Figure record listings:

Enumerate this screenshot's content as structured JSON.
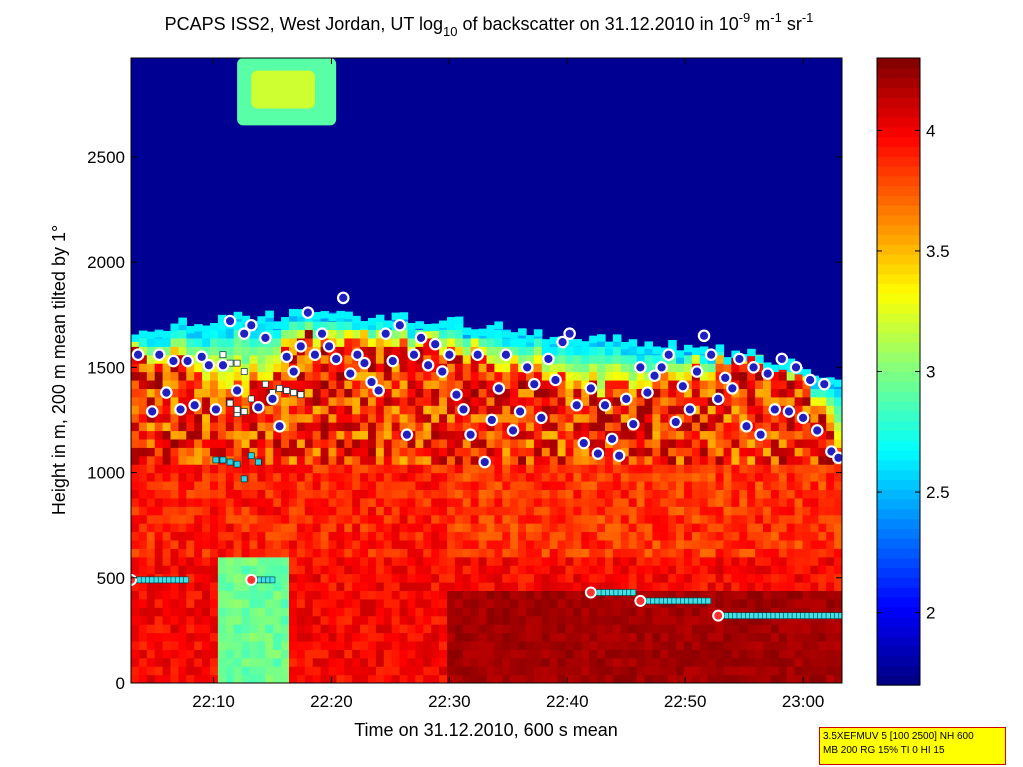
{
  "chart_data": {
    "type": "heatmap",
    "title": {
      "prefix": "PCAPS ISS2, West Jordan, UT log",
      "sub": "10",
      "middle": " of backscatter on 31.12.2010 in 10",
      "exp1": "-9",
      "unit1": " m",
      "exp2": "-1",
      "unit2": " sr",
      "exp3": "-1"
    },
    "xlabel": "Time on 31.12.2010, 600 s mean",
    "ylabel": "Height in m, 200 m mean tilted by 1°",
    "xlim": [
      22.05,
      23.055
    ],
    "ylim": [
      0,
      2970
    ],
    "x_ticks": [
      "22:10",
      "22:20",
      "22:30",
      "22:40",
      "22:50",
      "23:00"
    ],
    "y_ticks": [
      "0",
      "500",
      "1000",
      "1500",
      "2000",
      "2500"
    ],
    "y_tick_values": [
      0,
      500,
      1000,
      1500,
      2000,
      2500
    ],
    "colorbar": {
      "range": [
        1.7,
        4.3
      ],
      "ticks": [
        "2",
        "2.5",
        "3",
        "3.5",
        "4"
      ],
      "tick_values": [
        2,
        2.5,
        3,
        3.5,
        4
      ]
    },
    "background_top_log": 1.75,
    "aerosol_layer_top_m": [
      [
        22.05,
        1650
      ],
      [
        22.1,
        1660
      ],
      [
        22.15,
        1690
      ],
      [
        22.2,
        1700
      ],
      [
        22.25,
        1710
      ],
      [
        22.3,
        1720
      ],
      [
        22.35,
        1720
      ],
      [
        22.4,
        1710
      ],
      [
        22.45,
        1700
      ],
      [
        22.5,
        1690
      ],
      [
        22.55,
        1660
      ],
      [
        22.6,
        1640
      ],
      [
        22.65,
        1620
      ],
      [
        22.7,
        1600
      ],
      [
        22.75,
        1590
      ],
      [
        22.8,
        1580
      ],
      [
        22.85,
        1560
      ],
      [
        22.9,
        1540
      ],
      [
        22.95,
        1510
      ],
      [
        23.0,
        1470
      ],
      [
        23.055,
        1400
      ]
    ],
    "cloud_top_m": [
      [
        22.05,
        1560
      ],
      [
        22.1,
        1540
      ],
      [
        22.2,
        1400
      ],
      [
        22.25,
        1500
      ],
      [
        22.3,
        1640
      ],
      [
        22.35,
        1600
      ],
      [
        22.4,
        1600
      ],
      [
        22.45,
        1590
      ],
      [
        22.5,
        1580
      ],
      [
        22.55,
        1560
      ],
      [
        22.6,
        1500
      ],
      [
        22.65,
        1420
      ],
      [
        22.7,
        1400
      ],
      [
        22.75,
        1400
      ],
      [
        22.8,
        1450
      ],
      [
        22.85,
        1480
      ],
      [
        22.9,
        1500
      ],
      [
        22.95,
        1560
      ],
      [
        23.0,
        1450
      ],
      [
        23.055,
        1080
      ]
    ],
    "upper_plume": {
      "x": [
        22.2,
        22.34
      ],
      "y": [
        2650,
        2970
      ],
      "log": 2.9
    },
    "cloud_base_points_m": [
      [
        22.06,
        1560
      ],
      [
        22.08,
        1290
      ],
      [
        22.09,
        1560
      ],
      [
        22.1,
        1380
      ],
      [
        22.11,
        1530
      ],
      [
        22.12,
        1300
      ],
      [
        22.13,
        1530
      ],
      [
        22.14,
        1320
      ],
      [
        22.15,
        1550
      ],
      [
        22.16,
        1510
      ],
      [
        22.17,
        1300
      ],
      [
        22.18,
        1510
      ],
      [
        22.19,
        1720
      ],
      [
        22.2,
        1390
      ],
      [
        22.21,
        1660
      ],
      [
        22.22,
        1700
      ],
      [
        22.23,
        1310
      ],
      [
        22.24,
        1640
      ],
      [
        22.25,
        1350
      ],
      [
        22.26,
        1220
      ],
      [
        22.27,
        1550
      ],
      [
        22.28,
        1480
      ],
      [
        22.29,
        1600
      ],
      [
        22.3,
        1760
      ],
      [
        22.31,
        1560
      ],
      [
        22.32,
        1660
      ],
      [
        22.33,
        1600
      ],
      [
        22.34,
        1540
      ],
      [
        22.35,
        1830
      ],
      [
        22.36,
        1470
      ],
      [
        22.37,
        1560
      ],
      [
        22.38,
        1520
      ],
      [
        22.39,
        1430
      ],
      [
        22.4,
        1390
      ],
      [
        22.41,
        1660
      ],
      [
        22.42,
        1530
      ],
      [
        22.43,
        1700
      ],
      [
        22.44,
        1180
      ],
      [
        22.45,
        1560
      ],
      [
        22.46,
        1640
      ],
      [
        22.47,
        1510
      ],
      [
        22.48,
        1610
      ],
      [
        22.49,
        1480
      ],
      [
        22.5,
        1560
      ],
      [
        22.51,
        1370
      ],
      [
        22.52,
        1300
      ],
      [
        22.53,
        1180
      ],
      [
        22.54,
        1560
      ],
      [
        22.55,
        1050
      ],
      [
        22.56,
        1250
      ],
      [
        22.57,
        1400
      ],
      [
        22.58,
        1560
      ],
      [
        22.59,
        1200
      ],
      [
        22.6,
        1290
      ],
      [
        22.61,
        1500
      ],
      [
        22.62,
        1420
      ],
      [
        22.63,
        1260
      ],
      [
        22.64,
        1540
      ],
      [
        22.65,
        1440
      ],
      [
        22.66,
        1620
      ],
      [
        22.67,
        1660
      ],
      [
        22.68,
        1320
      ],
      [
        22.69,
        1140
      ],
      [
        22.7,
        1400
      ],
      [
        22.71,
        1090
      ],
      [
        22.72,
        1320
      ],
      [
        22.73,
        1160
      ],
      [
        22.74,
        1080
      ],
      [
        22.75,
        1350
      ],
      [
        22.76,
        1230
      ],
      [
        22.77,
        1500
      ],
      [
        22.78,
        1380
      ],
      [
        22.79,
        1460
      ],
      [
        22.8,
        1500
      ],
      [
        22.81,
        1560
      ],
      [
        22.82,
        1240
      ],
      [
        22.83,
        1410
      ],
      [
        22.84,
        1300
      ],
      [
        22.85,
        1480
      ],
      [
        22.86,
        1650
      ],
      [
        22.87,
        1560
      ],
      [
        22.88,
        1350
      ],
      [
        22.89,
        1450
      ],
      [
        22.9,
        1400
      ],
      [
        22.91,
        1540
      ],
      [
        22.92,
        1220
      ],
      [
        22.93,
        1500
      ],
      [
        22.94,
        1180
      ],
      [
        22.95,
        1470
      ],
      [
        22.96,
        1300
      ],
      [
        22.97,
        1540
      ],
      [
        22.98,
        1290
      ],
      [
        22.99,
        1500
      ],
      [
        23.0,
        1260
      ],
      [
        23.01,
        1440
      ],
      [
        23.02,
        1200
      ],
      [
        23.03,
        1420
      ],
      [
        23.04,
        1100
      ],
      [
        23.05,
        1070
      ]
    ],
    "mixing_layer_segments_m": [
      {
        "x": [
          22.05,
          22.13
        ],
        "y": 490
      },
      {
        "x": [
          22.22,
          22.25
        ],
        "y": 490
      },
      {
        "x": [
          22.7,
          22.76
        ],
        "y": 430
      },
      {
        "x": [
          22.77,
          22.87
        ],
        "y": 390
      },
      {
        "x": [
          22.88,
          23.055
        ],
        "y": 320
      }
    ],
    "square_markers_m": [
      [
        22.17,
        1060
      ],
      [
        22.18,
        1060
      ],
      [
        22.19,
        1050
      ],
      [
        22.2,
        1040
      ],
      [
        22.21,
        970
      ],
      [
        22.22,
        1080
      ],
      [
        22.23,
        1050
      ],
      [
        22.2,
        1280
      ],
      [
        22.22,
        1350
      ],
      [
        22.24,
        1420
      ],
      [
        22.25,
        1380
      ],
      [
        22.26,
        1400
      ],
      [
        22.27,
        1390
      ],
      [
        22.28,
        1380
      ],
      [
        22.29,
        1370
      ],
      [
        22.19,
        1330
      ],
      [
        22.2,
        1300
      ],
      [
        22.21,
        1290
      ],
      [
        22.18,
        1560
      ],
      [
        22.19,
        1520
      ],
      [
        22.2,
        1520
      ],
      [
        22.21,
        1480
      ]
    ],
    "parameter_box": {
      "line1": "3.5XEFMUV 5 [100 2500] NH 600",
      "line2": "MB 200 RG 15% TI 0 HI 15"
    }
  }
}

- To do: Return all the lines that contain the string "mean".

- Task solution:
    "xlabel": "Time on 31.12.2010, 600 s mean",
    "ylabel": "Height in m, 200 m mean tilted by 1°",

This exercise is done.